**To do:** Copy out every line in the entries below that includes "title".

**Listed entries:**
^^^^
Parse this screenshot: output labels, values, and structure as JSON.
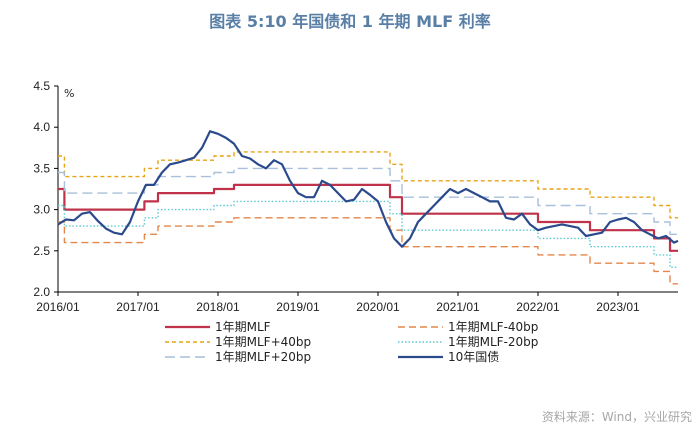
{
  "title": "图表 5:10 年国债和 1 年期 MLF 利率",
  "source": "资料来源：Wind，兴业研究",
  "chart_data": {
    "type": "line",
    "title": "图表 5:10 年国债和 1 年期 MLF 利率",
    "ylabel": "%",
    "ylim": [
      2.0,
      4.5
    ],
    "yticks": [
      "2.0",
      "2.5",
      "3.0",
      "3.5",
      "4.0",
      "4.5"
    ],
    "xlim": [
      2016.0,
      2023.75
    ],
    "xticks": [
      "2016/01",
      "2017/01",
      "2018/01",
      "2019/01",
      "2020/01",
      "2021/01",
      "2022/01",
      "2023/01"
    ],
    "series": [
      {
        "name": "1年期MLF",
        "color": "#c0314a",
        "style": "solid",
        "steps": [
          [
            2016.0,
            3.25
          ],
          [
            2016.08,
            3.0
          ],
          [
            2017.08,
            3.1
          ],
          [
            2017.25,
            3.2
          ],
          [
            2017.95,
            3.25
          ],
          [
            2018.2,
            3.3
          ],
          [
            2020.15,
            3.15
          ],
          [
            2020.3,
            2.95
          ],
          [
            2022.0,
            2.85
          ],
          [
            2022.65,
            2.75
          ],
          [
            2023.45,
            2.65
          ],
          [
            2023.65,
            2.5
          ],
          [
            2023.75,
            2.5
          ]
        ]
      },
      {
        "name": "1年期MLF-40bp",
        "color": "#e3874a",
        "style": "dash",
        "steps": [
          [
            2016.0,
            2.85
          ],
          [
            2016.08,
            2.6
          ],
          [
            2017.08,
            2.7
          ],
          [
            2017.25,
            2.8
          ],
          [
            2017.95,
            2.85
          ],
          [
            2018.2,
            2.9
          ],
          [
            2020.15,
            2.75
          ],
          [
            2020.3,
            2.55
          ],
          [
            2022.0,
            2.45
          ],
          [
            2022.65,
            2.35
          ],
          [
            2023.45,
            2.25
          ],
          [
            2023.65,
            2.1
          ],
          [
            2023.75,
            2.1
          ]
        ]
      },
      {
        "name": "1年期MLF+40bp",
        "color": "#e8a317",
        "style": "shortdash",
        "steps": [
          [
            2016.0,
            3.65
          ],
          [
            2016.08,
            3.4
          ],
          [
            2017.08,
            3.5
          ],
          [
            2017.25,
            3.6
          ],
          [
            2017.95,
            3.65
          ],
          [
            2018.2,
            3.7
          ],
          [
            2020.15,
            3.55
          ],
          [
            2020.3,
            3.35
          ],
          [
            2022.0,
            3.25
          ],
          [
            2022.65,
            3.15
          ],
          [
            2023.45,
            3.05
          ],
          [
            2023.65,
            2.9
          ],
          [
            2023.75,
            2.9
          ]
        ]
      },
      {
        "name": "1年期MLF-20bp",
        "color": "#5bc8d4",
        "style": "dot",
        "steps": [
          [
            2016.0,
            3.05
          ],
          [
            2016.08,
            2.8
          ],
          [
            2017.08,
            2.9
          ],
          [
            2017.25,
            3.0
          ],
          [
            2017.95,
            3.05
          ],
          [
            2018.2,
            3.1
          ],
          [
            2020.15,
            2.95
          ],
          [
            2020.3,
            2.75
          ],
          [
            2022.0,
            2.65
          ],
          [
            2022.65,
            2.55
          ],
          [
            2023.45,
            2.45
          ],
          [
            2023.65,
            2.3
          ],
          [
            2023.75,
            2.3
          ]
        ]
      },
      {
        "name": "1年期MLF+20bp",
        "color": "#a9bfdc",
        "style": "longdash",
        "steps": [
          [
            2016.0,
            3.45
          ],
          [
            2016.08,
            3.2
          ],
          [
            2017.08,
            3.3
          ],
          [
            2017.25,
            3.4
          ],
          [
            2017.95,
            3.45
          ],
          [
            2018.2,
            3.5
          ],
          [
            2020.15,
            3.35
          ],
          [
            2020.3,
            3.15
          ],
          [
            2022.0,
            3.05
          ],
          [
            2022.65,
            2.95
          ],
          [
            2023.45,
            2.85
          ],
          [
            2023.65,
            2.7
          ],
          [
            2023.75,
            2.7
          ]
        ]
      },
      {
        "name": "10年国债",
        "color": "#2a4a8c",
        "style": "solid",
        "points": [
          [
            2016.0,
            2.82
          ],
          [
            2016.1,
            2.88
          ],
          [
            2016.2,
            2.87
          ],
          [
            2016.3,
            2.95
          ],
          [
            2016.4,
            2.97
          ],
          [
            2016.5,
            2.86
          ],
          [
            2016.6,
            2.77
          ],
          [
            2016.7,
            2.72
          ],
          [
            2016.8,
            2.7
          ],
          [
            2016.9,
            2.85
          ],
          [
            2017.0,
            3.1
          ],
          [
            2017.1,
            3.3
          ],
          [
            2017.2,
            3.3
          ],
          [
            2017.3,
            3.45
          ],
          [
            2017.4,
            3.55
          ],
          [
            2017.5,
            3.57
          ],
          [
            2017.6,
            3.6
          ],
          [
            2017.7,
            3.63
          ],
          [
            2017.8,
            3.75
          ],
          [
            2017.9,
            3.95
          ],
          [
            2018.0,
            3.92
          ],
          [
            2018.1,
            3.87
          ],
          [
            2018.2,
            3.8
          ],
          [
            2018.3,
            3.65
          ],
          [
            2018.4,
            3.62
          ],
          [
            2018.5,
            3.55
          ],
          [
            2018.6,
            3.5
          ],
          [
            2018.7,
            3.6
          ],
          [
            2018.8,
            3.55
          ],
          [
            2018.9,
            3.35
          ],
          [
            2019.0,
            3.2
          ],
          [
            2019.1,
            3.15
          ],
          [
            2019.2,
            3.15
          ],
          [
            2019.3,
            3.35
          ],
          [
            2019.4,
            3.3
          ],
          [
            2019.5,
            3.2
          ],
          [
            2019.6,
            3.1
          ],
          [
            2019.7,
            3.12
          ],
          [
            2019.8,
            3.25
          ],
          [
            2019.9,
            3.18
          ],
          [
            2020.0,
            3.1
          ],
          [
            2020.1,
            2.85
          ],
          [
            2020.2,
            2.65
          ],
          [
            2020.3,
            2.55
          ],
          [
            2020.4,
            2.65
          ],
          [
            2020.5,
            2.85
          ],
          [
            2020.6,
            2.95
          ],
          [
            2020.7,
            3.05
          ],
          [
            2020.8,
            3.15
          ],
          [
            2020.9,
            3.25
          ],
          [
            2021.0,
            3.2
          ],
          [
            2021.1,
            3.25
          ],
          [
            2021.2,
            3.2
          ],
          [
            2021.3,
            3.15
          ],
          [
            2021.4,
            3.1
          ],
          [
            2021.5,
            3.1
          ],
          [
            2021.6,
            2.9
          ],
          [
            2021.7,
            2.88
          ],
          [
            2021.8,
            2.95
          ],
          [
            2021.9,
            2.82
          ],
          [
            2022.0,
            2.75
          ],
          [
            2022.1,
            2.78
          ],
          [
            2022.2,
            2.8
          ],
          [
            2022.3,
            2.82
          ],
          [
            2022.4,
            2.8
          ],
          [
            2022.5,
            2.78
          ],
          [
            2022.6,
            2.68
          ],
          [
            2022.7,
            2.7
          ],
          [
            2022.8,
            2.72
          ],
          [
            2022.9,
            2.85
          ],
          [
            2023.0,
            2.88
          ],
          [
            2023.1,
            2.9
          ],
          [
            2023.2,
            2.85
          ],
          [
            2023.3,
            2.75
          ],
          [
            2023.4,
            2.7
          ],
          [
            2023.5,
            2.65
          ],
          [
            2023.6,
            2.68
          ],
          [
            2023.7,
            2.6
          ],
          [
            2023.75,
            2.62
          ]
        ]
      }
    ],
    "legend": [
      {
        "label": "1年期MLF",
        "series": 0
      },
      {
        "label": "1年期MLF-40bp",
        "series": 1
      },
      {
        "label": "1年期MLF+40bp",
        "series": 2
      },
      {
        "label": "1年期MLF-20bp",
        "series": 3
      },
      {
        "label": "1年期MLF+20bp",
        "series": 4
      },
      {
        "label": "10年国债",
        "series": 5
      }
    ]
  }
}
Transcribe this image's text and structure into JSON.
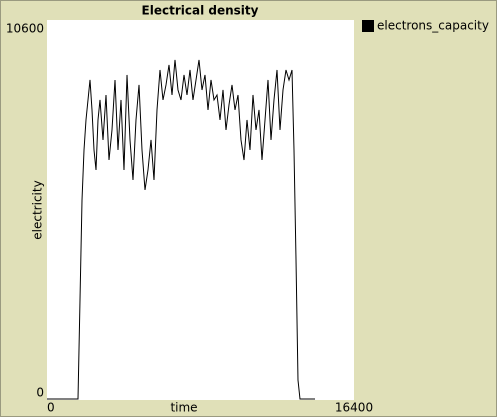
{
  "chart_data": {
    "type": "line",
    "title": "Electrical density",
    "x_label": "time",
    "y_label": "electricity",
    "xlim": [
      0,
      16400
    ],
    "ylim": [
      0,
      10600
    ],
    "xticks": [
      0,
      16400
    ],
    "yticks": [
      0,
      10600
    ],
    "grid": false,
    "legend": "right",
    "x": [
      0,
      1656,
      1763,
      1870,
      1977,
      2083,
      2190,
      2297,
      2404,
      2511,
      2618,
      2724,
      2831,
      2992,
      3152,
      3312,
      3472,
      3633,
      3793,
      3953,
      4113,
      4274,
      4434,
      4594,
      4754,
      4915,
      5075,
      5235,
      5395,
      5556,
      5716,
      5876,
      6036,
      6197,
      6357,
      6517,
      6678,
      6838,
      6998,
      7158,
      7319,
      7479,
      7639,
      7799,
      7960,
      8120,
      8280,
      8440,
      8601,
      8761,
      8921,
      9081,
      9242,
      9402,
      9562,
      9722,
      9883,
      10043,
      10203,
      10363,
      10524,
      10684,
      10844,
      11004,
      11165,
      11325,
      11485,
      11646,
      11806,
      11966,
      12126,
      12287,
      12447,
      12607,
      12767,
      12928,
      13088,
      13195,
      13302,
      13408,
      13515,
      14317
    ],
    "series": [
      {
        "name": "electrons_capacity",
        "color": "#000000",
        "values": [
          0,
          0,
          2784,
          5596,
          7002,
          7845,
          8408,
          8970,
          8127,
          7002,
          6439,
          7845,
          8408,
          7283,
          8548,
          6720,
          7564,
          8970,
          7002,
          8408,
          6439,
          9111,
          7283,
          6158,
          7845,
          8830,
          7002,
          5877,
          6439,
          7283,
          6158,
          8127,
          9251,
          8408,
          8830,
          9392,
          8548,
          9533,
          8689,
          8408,
          9111,
          8548,
          9251,
          8408,
          8970,
          9533,
          8689,
          9111,
          8127,
          8970,
          8408,
          8548,
          7845,
          8689,
          7564,
          8267,
          8830,
          8127,
          8548,
          7283,
          6720,
          7845,
          7002,
          8548,
          7564,
          8127,
          6720,
          7845,
          8970,
          7283,
          8408,
          9251,
          7564,
          8689,
          9251,
          8970,
          9251,
          7002,
          3909,
          534,
          0,
          0
        ]
      }
    ]
  }
}
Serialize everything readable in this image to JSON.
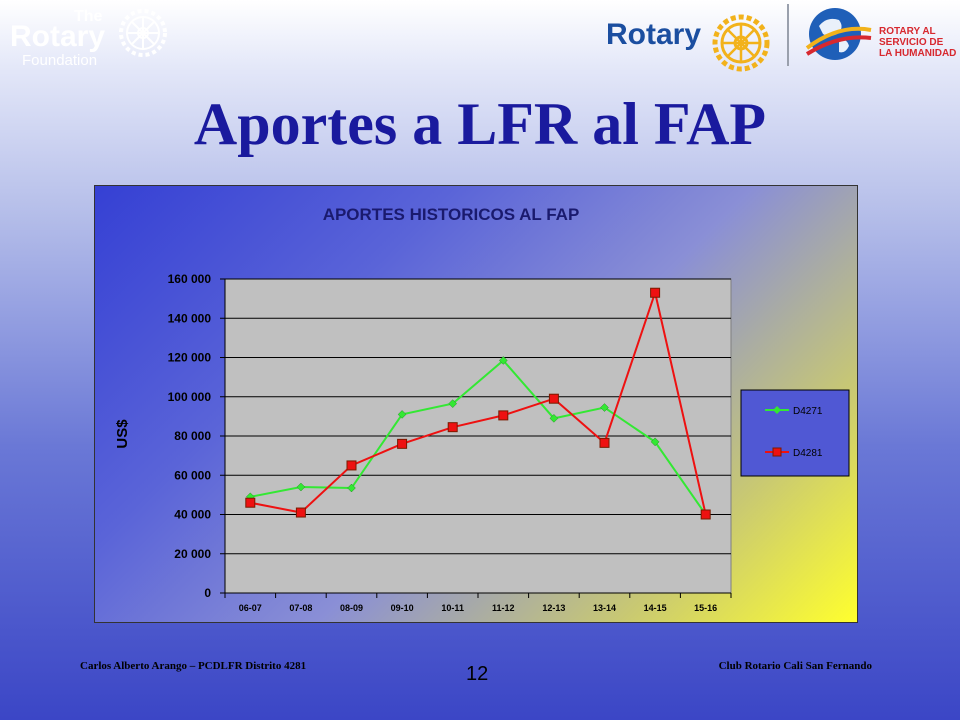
{
  "header": {
    "foundation_logo": {
      "the": "The",
      "rotary": "Rotary",
      "foundation": "Foundation"
    },
    "rotary_logo": {
      "word": "Rotary"
    },
    "humanity_logo": {
      "text": "ROTARY AL\nSERVICIO DE\nLA HUMANIDAD"
    }
  },
  "slide": {
    "title": "Aportes a LFR al FAP"
  },
  "chart_data": {
    "type": "line",
    "title": "APORTES HISTORICOS AL FAP",
    "xlabel": "",
    "ylabel": "US$",
    "categories": [
      "06-07",
      "07-08",
      "08-09",
      "09-10",
      "10-11",
      "11-12",
      "12-13",
      "13-14",
      "14-15",
      "15-16"
    ],
    "ylim": [
      0,
      160000
    ],
    "yticks": [
      0,
      20000,
      40000,
      60000,
      80000,
      100000,
      120000,
      140000,
      160000
    ],
    "ytick_labels": [
      "0",
      "20 000",
      "40 000",
      "60 000",
      "80 000",
      "100 000",
      "120 000",
      "140 000",
      "160 000"
    ],
    "grid": true,
    "legend_position": "right",
    "series": [
      {
        "name": "D4271",
        "color": "#33e833",
        "marker": "diamond",
        "values": [
          49000,
          54000,
          53500,
          91000,
          96500,
          118500,
          89000,
          94500,
          77000,
          40000
        ]
      },
      {
        "name": "D4281",
        "color": "#ee1111",
        "marker": "square",
        "values": [
          46000,
          41000,
          65000,
          76000,
          84500,
          90500,
          99000,
          76500,
          153000,
          40000
        ]
      }
    ]
  },
  "footer": {
    "left": "Carlos Alberto Arango – PCDLFR Distrito 4281",
    "page": "12",
    "right": "Club Rotario Cali San Fernando"
  }
}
^^^^
**Response below:**
  "title": "图表 5:10 年国债和 1 年期 MLF 利率",
    "title": "图表 5:10 年国债和 1 年期 MLF 利率",
    "title": "Electrical density",
    "title": "Aportes a LFR al FAP"
    "title": "APORTES HISTORICOS AL FAP",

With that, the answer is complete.